--- BEGIN Task material ---

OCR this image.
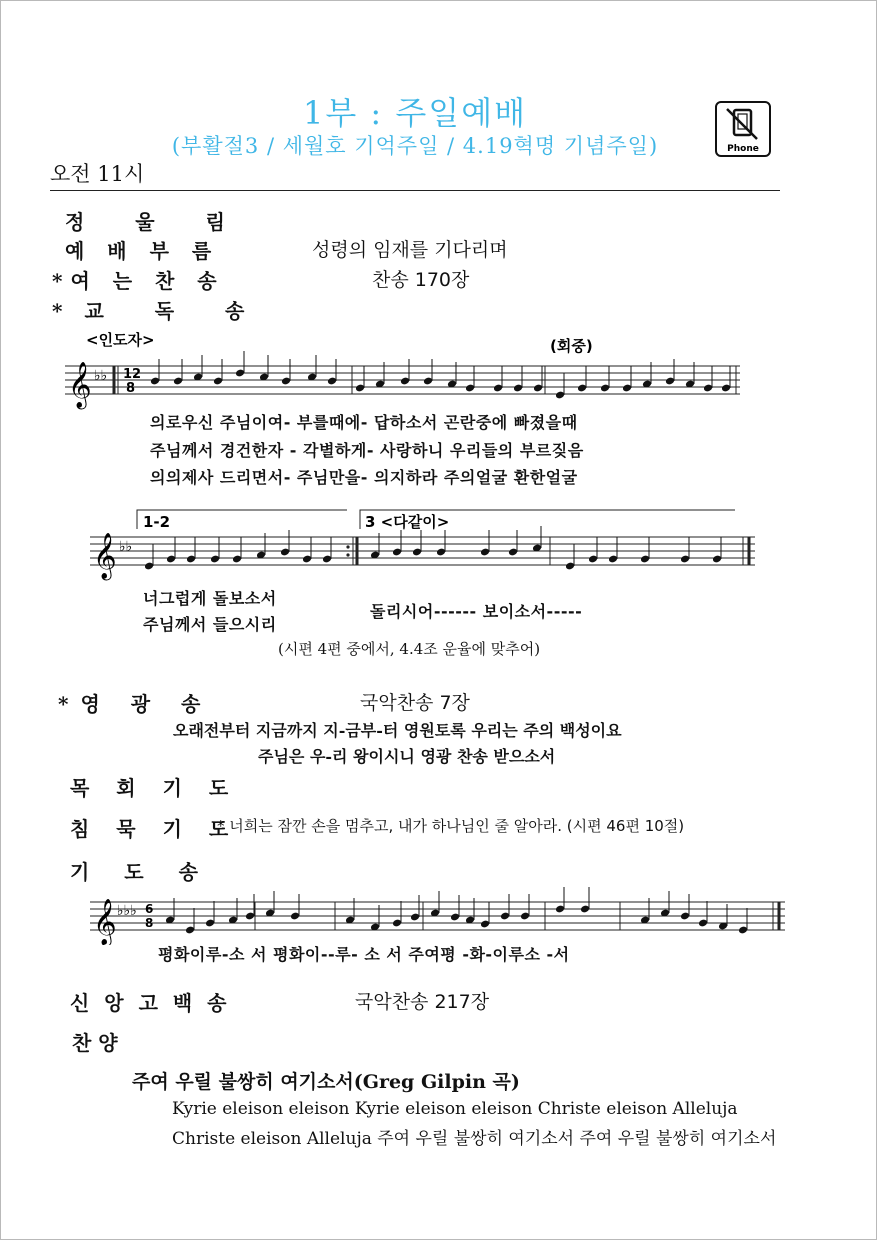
1부 : 주일예배
(부활절3 / 세월호 기억주일 / 4.19혁명 기념주일)	Phone
오전 11시
정 울 림
예 배 부 름	성령의 임재를 기다리며
*여 는 찬 송	찬송 170장
*교 독 송
𝄞 ♭♭ 12
8
<인도자>	(회중)
의로우신 주님이여- 부를때에- 답하소서 곤란중에 빠졌을때
주님께서 경건한자 - 각별하게- 사랑하니 우리들의 부르짖음
의의제사 드리면서- 주님만을- 의지하라 주의얼굴 환한얼굴
𝄞 ♭♭
1-2	3 <다같이>
너그럽게 돌보소서
주님께서 들으시리
돌리시어------ 보이소서-----
(시편 4편 중에서, 4.4조 운율에 맞추어)
*영 광 송	국악찬송 7장
오래전부터 지금까지 지-금부-터 영원토록 우리는 주의 백성이요
주님은 우-리 왕이시니 영광 찬송 받으소서
목 회 기 도
침 묵 기 도
* 너희는 잠깐 손을 멈추고, 내가 하나님인 줄 알아라. (시편 46편 10절)
기 도 송
𝄞 ♭♭♭ 6
8
평화이루-소 서 평화이--루- 소 서 주여평 -화-이루소 -서
신 앙 고 백 송	국악찬송 217장
찬 양
주여 우릴 불쌍히 여기소서(Greg Gilpin 곡)
Kyrie eleison eleison Kyrie eleison eleison Christe eleison Alleluja
Christe eleison Alleluja 주여 우릴 불쌍히 여기소서 주여 우릴 불쌍히 여기소서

--- END Task material ---

• Your instructions
Leave images out of the retyped records; keep all else exact.

• Response for this exercise
OCR this image.
1부 : 주일예배
(부활절3 / 세월호 기억주일 / 4.19혁명 기념주일)	Phone
오전 11시
정 울 림
예 배 부 름	성령의 임재를 기다리며
*여 는 찬 송	찬송 170장
*교 독 송
𝄞 ♭♭ 12
8
<인도자>	(회중)
의로우신 주님이여- 부를때에- 답하소서 곤란중에 빠졌을때
주님께서 경건한자 - 각별하게- 사랑하니 우리들의 부르짖음
의의제사 드리면서- 주님만을- 의지하라 주의얼굴 환한얼굴
𝄞 ♭♭
1-2	3 <다같이>
너그럽게 돌보소서
주님께서 들으시리
돌리시어------ 보이소서-----
(시편 4편 중에서, 4.4조 운율에 맞추어)
*영 광 송	국악찬송 7장
오래전부터 지금까지 지-금부-터 영원토록 우리는 주의 백성이요
주님은 우-리 왕이시니 영광 찬송 받으소서
목 회 기 도
침 묵 기 도
* 너희는 잠깐 손을 멈추고, 내가 하나님인 줄 알아라. (시편 46편 10절)
기 도 송
𝄞 ♭♭♭ 6
8
평화이루-소 서 평화이--루- 소 서 주여평 -화-이루소 -서
신 앙 고 백 송	국악찬송 217장
찬 양
주여 우릴 불쌍히 여기소서(Greg Gilpin 곡)
Kyrie eleison eleison Kyrie eleison eleison Christe eleison Alleluja
Christe eleison Alleluja 주여 우릴 불쌍히 여기소서 주여 우릴 불쌍히 여기소서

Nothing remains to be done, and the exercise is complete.